What is required -> Reproduce each record below exactly as written.

Records from a data collection

◇ ◇ ◇ ◇ ◇ ◇ ◇

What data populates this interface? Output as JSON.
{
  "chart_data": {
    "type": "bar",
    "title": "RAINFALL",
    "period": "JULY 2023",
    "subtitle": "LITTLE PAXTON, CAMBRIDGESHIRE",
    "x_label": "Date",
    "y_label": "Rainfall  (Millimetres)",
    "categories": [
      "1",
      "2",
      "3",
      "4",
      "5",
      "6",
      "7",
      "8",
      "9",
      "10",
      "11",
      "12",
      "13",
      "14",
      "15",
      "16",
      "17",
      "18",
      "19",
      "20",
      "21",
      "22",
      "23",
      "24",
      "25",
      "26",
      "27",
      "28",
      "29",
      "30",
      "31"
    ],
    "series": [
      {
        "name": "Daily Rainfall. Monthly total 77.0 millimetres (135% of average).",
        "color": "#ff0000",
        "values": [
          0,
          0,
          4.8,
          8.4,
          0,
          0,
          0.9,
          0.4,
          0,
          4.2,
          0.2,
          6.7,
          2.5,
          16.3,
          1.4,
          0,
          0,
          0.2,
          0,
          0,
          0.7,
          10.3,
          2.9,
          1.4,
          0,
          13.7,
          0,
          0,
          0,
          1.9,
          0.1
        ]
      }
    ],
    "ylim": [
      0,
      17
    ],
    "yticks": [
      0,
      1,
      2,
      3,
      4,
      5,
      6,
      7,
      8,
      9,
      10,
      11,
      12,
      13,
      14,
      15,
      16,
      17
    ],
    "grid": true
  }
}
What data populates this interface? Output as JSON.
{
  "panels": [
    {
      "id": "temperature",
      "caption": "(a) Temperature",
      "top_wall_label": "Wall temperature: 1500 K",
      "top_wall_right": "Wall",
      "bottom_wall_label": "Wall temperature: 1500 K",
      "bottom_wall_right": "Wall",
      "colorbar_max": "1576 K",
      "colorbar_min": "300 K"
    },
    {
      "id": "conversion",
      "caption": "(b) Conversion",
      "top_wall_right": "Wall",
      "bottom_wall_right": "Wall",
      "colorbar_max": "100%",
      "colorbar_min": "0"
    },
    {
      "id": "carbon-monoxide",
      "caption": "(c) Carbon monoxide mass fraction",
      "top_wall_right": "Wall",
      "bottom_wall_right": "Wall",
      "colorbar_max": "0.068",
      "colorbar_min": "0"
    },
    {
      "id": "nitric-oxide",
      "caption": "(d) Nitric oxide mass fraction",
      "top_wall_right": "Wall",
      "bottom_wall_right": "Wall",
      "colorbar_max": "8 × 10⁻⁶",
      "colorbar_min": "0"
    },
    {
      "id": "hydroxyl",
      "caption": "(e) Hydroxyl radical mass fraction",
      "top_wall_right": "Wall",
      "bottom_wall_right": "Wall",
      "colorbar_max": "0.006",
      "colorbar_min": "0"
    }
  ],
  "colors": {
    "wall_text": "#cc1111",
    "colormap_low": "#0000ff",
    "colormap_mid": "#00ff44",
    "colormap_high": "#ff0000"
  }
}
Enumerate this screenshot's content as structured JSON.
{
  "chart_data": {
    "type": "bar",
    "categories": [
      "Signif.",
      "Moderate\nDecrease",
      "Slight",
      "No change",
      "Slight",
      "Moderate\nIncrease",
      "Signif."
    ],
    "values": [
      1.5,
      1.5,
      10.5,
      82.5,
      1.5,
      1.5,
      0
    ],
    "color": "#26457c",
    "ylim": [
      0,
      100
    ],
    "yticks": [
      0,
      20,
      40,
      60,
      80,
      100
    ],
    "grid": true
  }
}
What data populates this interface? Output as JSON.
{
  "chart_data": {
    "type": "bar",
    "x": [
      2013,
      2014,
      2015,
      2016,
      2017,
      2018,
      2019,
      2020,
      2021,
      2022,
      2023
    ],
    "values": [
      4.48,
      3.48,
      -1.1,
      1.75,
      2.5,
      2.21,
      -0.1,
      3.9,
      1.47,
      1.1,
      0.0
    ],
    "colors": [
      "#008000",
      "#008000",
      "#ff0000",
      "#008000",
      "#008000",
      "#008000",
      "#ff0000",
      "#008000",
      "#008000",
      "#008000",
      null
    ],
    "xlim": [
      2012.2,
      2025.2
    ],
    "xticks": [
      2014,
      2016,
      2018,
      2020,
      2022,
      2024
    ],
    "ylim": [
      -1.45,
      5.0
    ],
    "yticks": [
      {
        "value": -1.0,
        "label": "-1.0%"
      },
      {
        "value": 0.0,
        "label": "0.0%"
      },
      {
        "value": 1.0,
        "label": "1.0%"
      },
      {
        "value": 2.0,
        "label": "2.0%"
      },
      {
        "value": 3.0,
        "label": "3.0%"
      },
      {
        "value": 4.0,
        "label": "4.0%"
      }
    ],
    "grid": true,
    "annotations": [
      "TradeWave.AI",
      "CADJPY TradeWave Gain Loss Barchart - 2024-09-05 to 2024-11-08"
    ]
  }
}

◇ ◇ ◇ ◇ ◇ ◇ ◇

The completed task ->
What data populates this interface? Output as JSON.
{
  "chart_data": {
    "type": "bar",
    "title": "RAINFALL",
    "period": "JULY 2023",
    "subtitle": "LITTLE PAXTON, CAMBRIDGESHIRE",
    "x_label": "Date",
    "y_label": "Rainfall  (Millimetres)",
    "categories": [
      "1",
      "2",
      "3",
      "4",
      "5",
      "6",
      "7",
      "8",
      "9",
      "10",
      "11",
      "12",
      "13",
      "14",
      "15",
      "16",
      "17",
      "18",
      "19",
      "20",
      "21",
      "22",
      "23",
      "24",
      "25",
      "26",
      "27",
      "28",
      "29",
      "30",
      "31"
    ],
    "series": [
      {
        "name": "Daily Rainfall. Monthly total 77.0 millimetres (135% of average).",
        "color": "#ff0000",
        "values": [
          0,
          0,
          4.8,
          8.4,
          0,
          0,
          0.9,
          0.4,
          0,
          4.2,
          0.2,
          6.7,
          2.5,
          16.3,
          1.4,
          0,
          0,
          0.2,
          0,
          0,
          0.7,
          10.3,
          2.9,
          1.4,
          0,
          13.7,
          0,
          0,
          0,
          1.9,
          0.1
        ]
      }
    ],
    "ylim": [
      0,
      17
    ],
    "yticks": [
      0,
      1,
      2,
      3,
      4,
      5,
      6,
      7,
      8,
      9,
      10,
      11,
      12,
      13,
      14,
      15,
      16,
      17
    ],
    "grid": true
  }
}
What data populates this interface? Output as JSON.
{
  "panels": [
    {
      "id": "temperature",
      "caption": "(a) Temperature",
      "top_wall_label": "Wall temperature: 1500 K",
      "top_wall_right": "Wall",
      "bottom_wall_label": "Wall temperature: 1500 K",
      "bottom_wall_right": "Wall",
      "colorbar_max": "1576 K",
      "colorbar_min": "300 K"
    },
    {
      "id": "conversion",
      "caption": "(b) Conversion",
      "top_wall_right": "Wall",
      "bottom_wall_right": "Wall",
      "colorbar_max": "100%",
      "colorbar_min": "0"
    },
    {
      "id": "carbon-monoxide",
      "caption": "(c) Carbon monoxide mass fraction",
      "top_wall_right": "Wall",
      "bottom_wall_right": "Wall",
      "colorbar_max": "0.068",
      "colorbar_min": "0"
    },
    {
      "id": "nitric-oxide",
      "caption": "(d) Nitric oxide mass fraction",
      "top_wall_right": "Wall",
      "bottom_wall_right": "Wall",
      "colorbar_max": "8 × 10⁻⁶",
      "colorbar_min": "0"
    },
    {
      "id": "hydroxyl",
      "caption": "(e) Hydroxyl radical mass fraction",
      "top_wall_right": "Wall",
      "bottom_wall_right": "Wall",
      "colorbar_max": "0.006",
      "colorbar_min": "0"
    }
  ],
  "colors": {
    "wall_text": "#cc1111",
    "colormap_low": "#0000ff",
    "colormap_mid": "#00ff44",
    "colormap_high": "#ff0000"
  }
}
Enumerate this screenshot's content as structured JSON.
{
  "chart_data": {
    "type": "bar",
    "categories": [
      "Signif.",
      "Moderate\nDecrease",
      "Slight",
      "No change",
      "Slight",
      "Moderate\nIncrease",
      "Signif."
    ],
    "values": [
      1.5,
      1.5,
      10.5,
      82.5,
      1.5,
      1.5,
      0
    ],
    "color": "#26457c",
    "ylim": [
      0,
      100
    ],
    "yticks": [
      0,
      20,
      40,
      60,
      80,
      100
    ],
    "grid": true
  }
}
What data populates this interface? Output as JSON.
{
  "chart_data": {
    "type": "bar",
    "x": [
      2013,
      2014,
      2015,
      2016,
      2017,
      2018,
      2019,
      2020,
      2021,
      2022,
      2023
    ],
    "values": [
      4.48,
      3.48,
      -1.1,
      1.75,
      2.5,
      2.21,
      -0.1,
      3.9,
      1.47,
      1.1,
      0.0
    ],
    "colors": [
      "#008000",
      "#008000",
      "#ff0000",
      "#008000",
      "#008000",
      "#008000",
      "#ff0000",
      "#008000",
      "#008000",
      "#008000",
      null
    ],
    "xlim": [
      2012.2,
      2025.2
    ],
    "xticks": [
      2014,
      2016,
      2018,
      2020,
      2022,
      2024
    ],
    "ylim": [
      -1.45,
      5.0
    ],
    "yticks": [
      {
        "value": -1.0,
        "label": "-1.0%"
      },
      {
        "value": 0.0,
        "label": "0.0%"
      },
      {
        "value": 1.0,
        "label": "1.0%"
      },
      {
        "value": 2.0,
        "label": "2.0%"
      },
      {
        "value": 3.0,
        "label": "3.0%"
      },
      {
        "value": 4.0,
        "label": "4.0%"
      }
    ],
    "grid": true,
    "annotations": [
      "TradeWave.AI",
      "CADJPY TradeWave Gain Loss Barchart - 2024-09-05 to 2024-11-08"
    ]
  }
}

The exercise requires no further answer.